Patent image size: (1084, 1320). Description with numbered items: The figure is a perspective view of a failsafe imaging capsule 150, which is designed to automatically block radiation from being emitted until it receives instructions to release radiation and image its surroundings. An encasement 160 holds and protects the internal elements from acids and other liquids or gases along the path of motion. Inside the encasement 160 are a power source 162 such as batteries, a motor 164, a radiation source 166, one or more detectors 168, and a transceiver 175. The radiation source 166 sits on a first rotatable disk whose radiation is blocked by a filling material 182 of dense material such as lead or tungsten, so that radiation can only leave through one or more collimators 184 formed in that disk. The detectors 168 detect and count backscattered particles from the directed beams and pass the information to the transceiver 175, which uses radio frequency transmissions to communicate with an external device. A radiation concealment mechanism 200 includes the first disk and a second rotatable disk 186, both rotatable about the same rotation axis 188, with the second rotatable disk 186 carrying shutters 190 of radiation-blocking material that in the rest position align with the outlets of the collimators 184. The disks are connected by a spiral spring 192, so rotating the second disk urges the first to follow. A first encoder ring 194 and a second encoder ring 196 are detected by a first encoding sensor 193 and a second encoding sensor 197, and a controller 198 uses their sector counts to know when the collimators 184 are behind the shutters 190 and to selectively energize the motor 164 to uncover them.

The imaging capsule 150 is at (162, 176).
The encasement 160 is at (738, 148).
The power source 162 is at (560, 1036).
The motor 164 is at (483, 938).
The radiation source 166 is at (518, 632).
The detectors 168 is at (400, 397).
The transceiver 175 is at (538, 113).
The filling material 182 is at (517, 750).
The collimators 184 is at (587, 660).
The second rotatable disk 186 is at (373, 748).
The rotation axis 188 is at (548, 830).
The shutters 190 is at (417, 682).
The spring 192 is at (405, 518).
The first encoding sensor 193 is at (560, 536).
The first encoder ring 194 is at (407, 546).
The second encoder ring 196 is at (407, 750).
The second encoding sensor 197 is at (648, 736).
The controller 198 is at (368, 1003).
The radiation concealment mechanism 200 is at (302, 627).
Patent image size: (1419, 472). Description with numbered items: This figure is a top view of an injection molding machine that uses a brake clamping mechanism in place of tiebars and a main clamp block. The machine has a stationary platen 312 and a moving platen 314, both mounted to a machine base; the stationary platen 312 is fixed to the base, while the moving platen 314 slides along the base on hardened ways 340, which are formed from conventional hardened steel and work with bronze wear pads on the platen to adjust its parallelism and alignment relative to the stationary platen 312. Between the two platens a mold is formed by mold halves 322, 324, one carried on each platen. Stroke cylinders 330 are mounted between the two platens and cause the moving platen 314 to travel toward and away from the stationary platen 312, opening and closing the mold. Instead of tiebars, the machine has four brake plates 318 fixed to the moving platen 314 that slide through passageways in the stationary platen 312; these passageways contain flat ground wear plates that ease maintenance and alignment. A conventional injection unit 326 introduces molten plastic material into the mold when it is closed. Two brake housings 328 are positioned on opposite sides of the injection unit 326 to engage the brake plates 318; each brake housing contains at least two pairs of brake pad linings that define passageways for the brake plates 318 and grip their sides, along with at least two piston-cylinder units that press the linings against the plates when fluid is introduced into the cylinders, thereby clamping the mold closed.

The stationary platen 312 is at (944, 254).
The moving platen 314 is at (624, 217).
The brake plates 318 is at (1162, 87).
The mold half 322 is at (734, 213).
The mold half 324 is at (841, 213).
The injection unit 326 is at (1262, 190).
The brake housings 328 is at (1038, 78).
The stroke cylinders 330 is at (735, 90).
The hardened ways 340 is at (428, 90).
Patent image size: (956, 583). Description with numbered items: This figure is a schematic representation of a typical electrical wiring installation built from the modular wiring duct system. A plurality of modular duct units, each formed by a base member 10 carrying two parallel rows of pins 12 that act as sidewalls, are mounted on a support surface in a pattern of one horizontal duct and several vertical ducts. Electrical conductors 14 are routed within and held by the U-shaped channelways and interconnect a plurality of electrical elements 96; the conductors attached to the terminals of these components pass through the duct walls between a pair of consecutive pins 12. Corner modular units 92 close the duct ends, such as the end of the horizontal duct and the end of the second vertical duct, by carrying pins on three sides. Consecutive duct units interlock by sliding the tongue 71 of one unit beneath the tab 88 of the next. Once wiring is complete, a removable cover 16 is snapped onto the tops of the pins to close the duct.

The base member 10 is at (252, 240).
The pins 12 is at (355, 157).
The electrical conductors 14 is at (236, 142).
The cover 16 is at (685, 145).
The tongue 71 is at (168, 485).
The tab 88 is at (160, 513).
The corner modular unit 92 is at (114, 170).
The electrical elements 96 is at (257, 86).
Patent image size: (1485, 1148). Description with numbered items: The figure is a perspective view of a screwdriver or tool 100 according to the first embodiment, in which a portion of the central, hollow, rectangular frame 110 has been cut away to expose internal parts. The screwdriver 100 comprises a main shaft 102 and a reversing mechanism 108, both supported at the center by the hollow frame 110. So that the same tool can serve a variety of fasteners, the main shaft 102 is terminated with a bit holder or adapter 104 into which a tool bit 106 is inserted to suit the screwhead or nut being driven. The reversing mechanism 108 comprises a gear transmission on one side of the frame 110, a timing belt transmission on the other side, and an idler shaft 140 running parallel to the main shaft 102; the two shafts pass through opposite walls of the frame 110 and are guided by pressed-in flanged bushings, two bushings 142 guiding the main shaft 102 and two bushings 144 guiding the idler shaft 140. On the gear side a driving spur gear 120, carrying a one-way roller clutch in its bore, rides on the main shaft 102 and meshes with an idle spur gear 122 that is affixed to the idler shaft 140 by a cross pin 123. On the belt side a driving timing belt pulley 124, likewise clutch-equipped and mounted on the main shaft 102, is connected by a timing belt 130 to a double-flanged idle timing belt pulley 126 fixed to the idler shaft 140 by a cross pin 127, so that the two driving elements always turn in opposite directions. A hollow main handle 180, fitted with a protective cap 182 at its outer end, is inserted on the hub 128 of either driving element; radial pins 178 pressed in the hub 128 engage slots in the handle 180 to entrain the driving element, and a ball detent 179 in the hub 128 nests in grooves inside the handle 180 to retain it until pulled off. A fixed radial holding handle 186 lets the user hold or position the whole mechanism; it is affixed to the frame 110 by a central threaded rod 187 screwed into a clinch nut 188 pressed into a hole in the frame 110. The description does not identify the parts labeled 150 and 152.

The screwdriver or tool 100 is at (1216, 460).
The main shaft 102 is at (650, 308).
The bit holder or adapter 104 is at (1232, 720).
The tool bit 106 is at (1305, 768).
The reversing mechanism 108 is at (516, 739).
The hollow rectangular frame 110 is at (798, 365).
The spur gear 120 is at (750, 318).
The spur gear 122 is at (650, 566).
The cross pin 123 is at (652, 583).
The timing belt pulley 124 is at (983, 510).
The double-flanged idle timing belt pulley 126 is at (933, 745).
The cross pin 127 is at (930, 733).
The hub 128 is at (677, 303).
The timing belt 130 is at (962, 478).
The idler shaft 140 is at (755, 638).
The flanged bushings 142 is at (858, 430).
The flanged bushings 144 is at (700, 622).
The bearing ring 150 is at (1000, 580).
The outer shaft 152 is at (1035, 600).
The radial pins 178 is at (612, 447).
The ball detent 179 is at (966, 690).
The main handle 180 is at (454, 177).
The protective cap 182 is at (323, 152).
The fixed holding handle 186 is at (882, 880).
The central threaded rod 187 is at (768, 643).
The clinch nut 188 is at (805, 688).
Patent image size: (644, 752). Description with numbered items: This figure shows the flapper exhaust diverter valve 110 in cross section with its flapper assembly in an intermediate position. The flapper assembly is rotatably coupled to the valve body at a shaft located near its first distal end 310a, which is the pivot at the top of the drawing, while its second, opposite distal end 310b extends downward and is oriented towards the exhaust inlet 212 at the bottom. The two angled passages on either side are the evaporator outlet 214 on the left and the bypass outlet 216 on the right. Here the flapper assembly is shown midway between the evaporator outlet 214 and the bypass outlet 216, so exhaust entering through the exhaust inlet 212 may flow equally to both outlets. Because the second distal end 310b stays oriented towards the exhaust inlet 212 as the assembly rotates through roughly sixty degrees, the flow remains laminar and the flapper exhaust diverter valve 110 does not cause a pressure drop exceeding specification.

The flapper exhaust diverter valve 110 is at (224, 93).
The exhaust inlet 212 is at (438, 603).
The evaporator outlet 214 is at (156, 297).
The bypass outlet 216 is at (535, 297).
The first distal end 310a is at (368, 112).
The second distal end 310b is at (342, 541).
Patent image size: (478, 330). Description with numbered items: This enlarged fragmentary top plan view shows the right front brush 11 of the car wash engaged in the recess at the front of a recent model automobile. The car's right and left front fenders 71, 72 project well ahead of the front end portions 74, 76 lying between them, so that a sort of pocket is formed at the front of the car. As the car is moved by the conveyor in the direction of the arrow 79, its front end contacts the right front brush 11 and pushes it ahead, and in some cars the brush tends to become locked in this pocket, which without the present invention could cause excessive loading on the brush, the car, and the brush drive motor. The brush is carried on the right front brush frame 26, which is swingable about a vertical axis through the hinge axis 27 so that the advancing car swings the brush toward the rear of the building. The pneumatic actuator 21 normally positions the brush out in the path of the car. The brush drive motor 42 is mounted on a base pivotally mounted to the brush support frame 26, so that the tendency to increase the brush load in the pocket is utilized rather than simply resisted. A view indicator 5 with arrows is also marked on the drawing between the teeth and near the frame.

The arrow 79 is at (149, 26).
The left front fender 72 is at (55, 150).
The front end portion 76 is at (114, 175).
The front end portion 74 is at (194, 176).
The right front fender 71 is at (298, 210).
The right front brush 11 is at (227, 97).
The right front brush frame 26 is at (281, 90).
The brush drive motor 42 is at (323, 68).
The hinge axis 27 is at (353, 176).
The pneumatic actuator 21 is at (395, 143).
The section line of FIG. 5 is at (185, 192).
▬▬▬▬▬▬▬▬▬▬
Directions for this task -> Extract the items starting at the beginning and ending at the line that contains "The spring 192 is at (405, 518).", both ends included, and repeat those lines exactly.

Full response ->
Patent image size: (1084, 1320). Description with numbered items: The figure is a perspective view of a failsafe imaging capsule 150, which is designed to automatically block radiation from being emitted until it receives instructions to release radiation and image its surroundings. An encasement 160 holds and protects the internal elements from acids and other liquids or gases along the path of motion. Inside the encasement 160 are a power source 162 such as batteries, a motor 164, a radiation source 166, one or more detectors 168, and a transceiver 175. The radiation source 166 sits on a first rotatable disk whose radiation is blocked by a filling material 182 of dense material such as lead or tungsten, so that radiation can only leave through one or more collimators 184 formed in that disk. The detectors 168 detect and count backscattered particles from the directed beams and pass the information to the transceiver 175, which uses radio frequency transmissions to communicate with an external device. A radiation concealment mechanism 200 includes the first disk and a second rotatable disk 186, both rotatable about the same rotation axis 188, with the second rotatable disk 186 carrying shutters 190 of radiation-blocking material that in the rest position align with the outlets of the collimators 184. The disks are connected by a spiral spring 192, so rotating the second disk urges the first to follow. A first encoder ring 194 and a second encoder ring 196 are detected by a first encoding sensor 193 and a second encoding sensor 197, and a controller 198 uses their sector counts to know when the collimators 184 are behind the shutters 190 and to selectively energize the motor 164 to uncover them.

The imaging capsule 150 is at (162, 176).
The encasement 160 is at (738, 148).
The power source 162 is at (560, 1036).
The motor 164 is at (483, 938).
The radiation source 166 is at (518, 632).
The detectors 168 is at (400, 397).
The transceiver 175 is at (538, 113).
The filling material 182 is at (517, 750).
The collimators 184 is at (587, 660).
The second rotatable disk 186 is at (373, 748).
The rotation axis 188 is at (548, 830).
The shutters 190 is at (417, 682).
The spring 192 is at (405, 518).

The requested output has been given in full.